## Texte source
Critique : Tous les mois, les enfants sont testés avant d’évaluer le quotient Q, autrement dit, leur niveau d’intelligence et de connaissance. Leurs résultats déterminent leur école, leur avenir et même leur priorité à la cafétéria. Elisa Fairchild, enseignante dans une école d’élite, se met à critiquer et à remettre en cause le système le jour où sa fille, Freddie, échoue à un test. Après de multiples crises d’angoisse de sa benjamine, elle comprend que la pression exercée par ce test permanent ne rend pas la société meilleure. Pire, en découvrant un internat fédéral destiné aux enfants qui travailleront dans les champs, elle comprend que l’issue d’un tel système ne conduit qu’à l’eugénisme et donc la négation de l’humanité.
Une vision trop manichéenne ? C’est bien le reproche majeur que l’on peut faire à ce roman. Le point de vue adopté, celui d’Elisa, se veut tout de suite biaisé ; dès les premières lignes, on comprend qu’elle se rebelle et même qu’elle s’en repent. Dès lors, la critique du système, certes totalitaire, devient absolument répugnante. Qui se laisserait séduire par une société de la dictature de la connaissance ? Éveiller les esprits rapproche davantage de la démocratie que du totalitarisme…
Les clichés sont édifiants, reflets sans complaisance d’une société américaine sans nuances : l’intello s’oppose à la pompom girl, les sportifs aux « sachants » et, bien évidemment, le travail manuel ou agricole est présenté comme une totale absence de réussite dans la vie. L’autrice ne véhicule-t-elle pas les clichés qu’elle prétend dénoncer ? La romancière, docteure en linguistique, semble présenter un point de vue totalement dépassé, qui étouffe le cri que l’on pourrait attendre d’un tel livre. En effet, à l’heure où les inégalités se creusent, notamment dans la société nord-américaine, où « le bon sens » populiste est au coude-à-coude avec l’esprit critique, doit-on réellement présenter les « élites » comme dangereuses ?

## Tâche demandée a
Comptez les lignes des enregistrements ci-dessous qui contiennent la chaîne "section", puis indiquez seulement ce nombre.
La critique et les enregistrements n'ont aucun rapport entre eux.

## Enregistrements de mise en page
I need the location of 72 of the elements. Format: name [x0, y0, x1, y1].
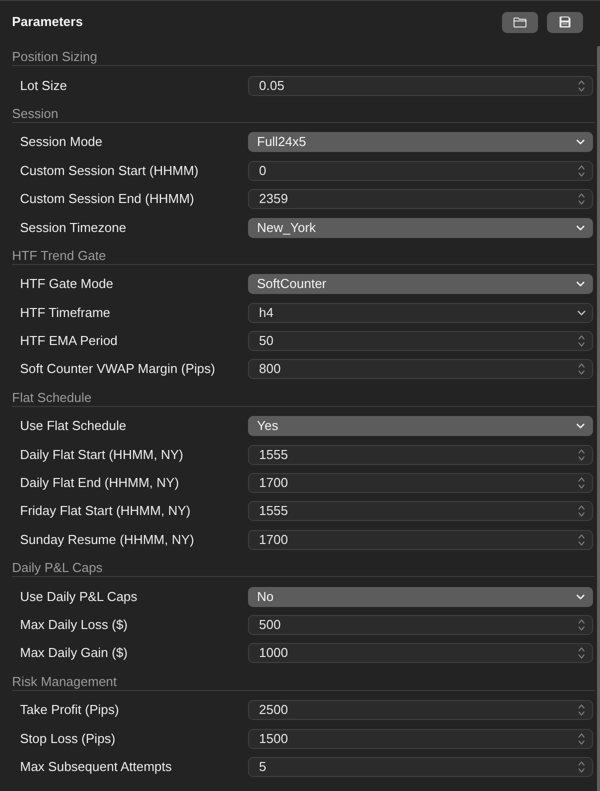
- parameter-label: Stop Loss (Pips): [20, 730, 116, 747]
- dropdown-field[interactable]: h4: [248, 302, 593, 323]
- dropdown[interactable]: Full24x5: [248, 132, 593, 152]
- chevron-down-icon: [576, 423, 585, 430]
- stepper-icon: [578, 477, 585, 490]
- section-title: HTF Trend Gate: [12, 248, 106, 264]
- parameter-label: Use Flat Schedule: [20, 418, 128, 434]
- folder-button[interactable]: [502, 12, 538, 32]
- stepper-icon: [578, 647, 585, 660]
- number-field[interactable]: 2500: [248, 700, 593, 720]
- number-field[interactable]: 1555: [248, 501, 593, 522]
- number-field[interactable]: 2359: [248, 189, 593, 210]
- stepper-icon: [578, 505, 585, 518]
- parameter-label: Use Daily P&L Caps: [20, 588, 138, 605]
- section-title: Position Sizing: [12, 49, 98, 65]
- chevron-down-icon: [576, 139, 585, 146]
- stepper-icon: [578, 534, 585, 546]
- number-field[interactable]: 1700: [248, 473, 593, 494]
- parameter-label: HTF Gate Mode: [20, 276, 114, 292]
- dropdown[interactable]: New_York: [248, 218, 593, 238]
- parameter-label: Max Daily Gain ($): [20, 645, 129, 662]
- parameter-label: HTF EMA Period: [20, 333, 119, 350]
- number-field[interactable]: 5: [248, 756, 593, 777]
- stepper-icon: [578, 619, 585, 631]
- parameter-label: Custom Session Start (HHMM): [20, 162, 200, 179]
- parameter-label: Friday Flat Start (HHMM, NY): [20, 503, 192, 520]
- number-field[interactable]: 0.05: [248, 76, 593, 96]
- parameter-label: Max Daily Loss ($): [20, 617, 129, 633]
- section-title: Daily P&L Caps: [12, 560, 103, 576]
- number-field[interactable]: 1555: [248, 444, 593, 465]
- chevron-down-icon: [576, 281, 585, 288]
- parameter-label: Session Mode: [20, 134, 104, 150]
- parameter-label: Sunday Resume (HHMM, NY): [20, 532, 196, 548]
- stepper-icon: [578, 448, 585, 461]
- stepper-icon: [578, 363, 585, 376]
- parameter-label: HTF Timeframe: [20, 304, 112, 321]
- stepper-icon: [578, 760, 585, 773]
- parameter-label: Custom Session End (HHMM): [20, 191, 196, 208]
- stepper-icon: [578, 164, 585, 177]
- parameter-label: Max Subsequent Attempts: [20, 758, 173, 775]
- number-field[interactable]: 1000: [248, 643, 593, 664]
- section-title: Session: [12, 106, 58, 122]
- stepper-icon: [578, 80, 585, 92]
- save-button[interactable]: [547, 12, 583, 32]
- chevron-down-icon: [577, 310, 586, 316]
- folder-icon: [513, 16, 527, 28]
- chevron-down-icon: [576, 224, 585, 231]
- number-field[interactable]: 1700: [248, 530, 593, 550]
- parameter-label: Daily Flat Start (HHMM, NY): [20, 446, 184, 463]
- parameter-label: Soft Counter VWAP Margin (Pips): [20, 361, 216, 378]
- save-icon: [559, 16, 571, 28]
- dropdown[interactable]: Yes: [248, 416, 593, 436]
- parameter-label: Session Timezone: [20, 220, 128, 236]
- stepper-icon: [578, 335, 585, 348]
- stepper-icon: [578, 732, 585, 745]
- number-field[interactable]: 1500: [248, 728, 593, 749]
- number-field[interactable]: 500: [248, 615, 593, 635]
- chevron-down-icon: [576, 594, 585, 600]
- number-field[interactable]: 800: [248, 359, 593, 380]
- section-title: Flat Schedule: [12, 390, 92, 406]
- number-field[interactable]: 0: [248, 160, 593, 181]
- parameter-label: Daily Flat End (HHMM, NY): [20, 475, 180, 492]
- stepper-icon: [578, 704, 585, 716]
- dropdown[interactable]: No: [248, 586, 593, 607]
- scrollbar[interactable]: [597, 46, 600, 791]
- dropdown[interactable]: SoftCounter: [248, 274, 593, 294]
- section-title: Risk Management: [12, 674, 117, 690]
- number-field[interactable]: 50: [248, 331, 593, 352]
- parameter-label: Lot Size: [20, 78, 68, 94]
- stepper-icon: [578, 193, 585, 206]
- panel-title: Parameters: [12, 14, 83, 30]
- parameter-label: Take Profit (Pips): [20, 702, 120, 718]
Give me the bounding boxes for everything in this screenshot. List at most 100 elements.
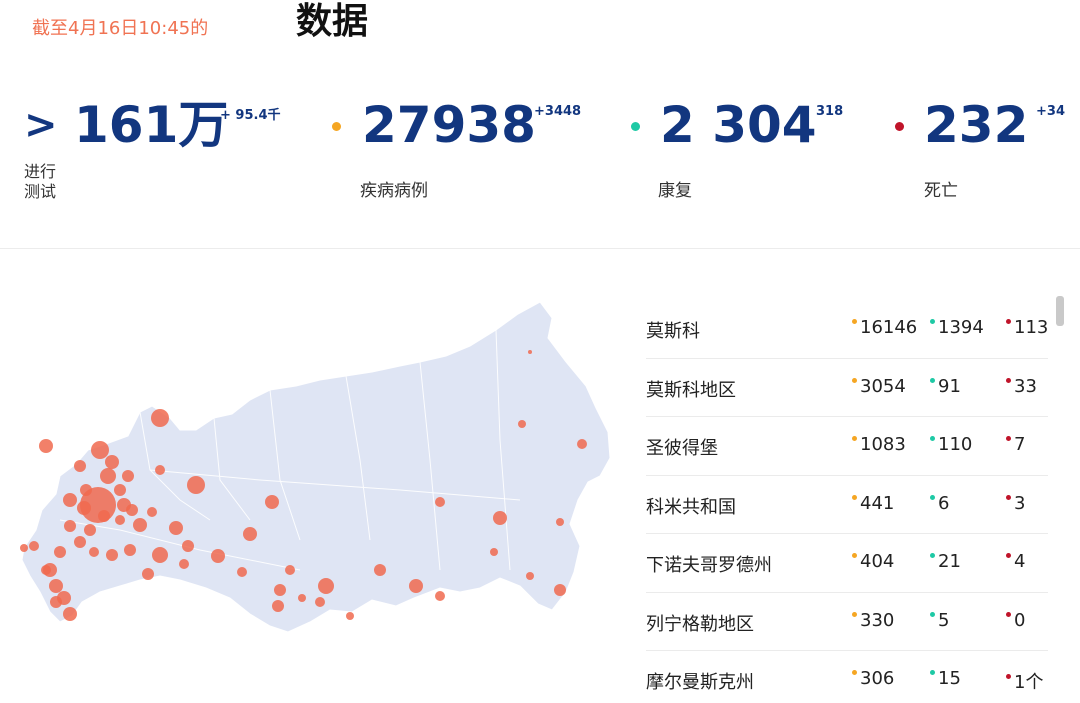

## Tâche demandée b
D'après la critique, quel métier exerce Elisa Fairchild ?

## Résultat obtenu a
6

## Résultat obtenu b
Elle est enseignante dans une école d'élite.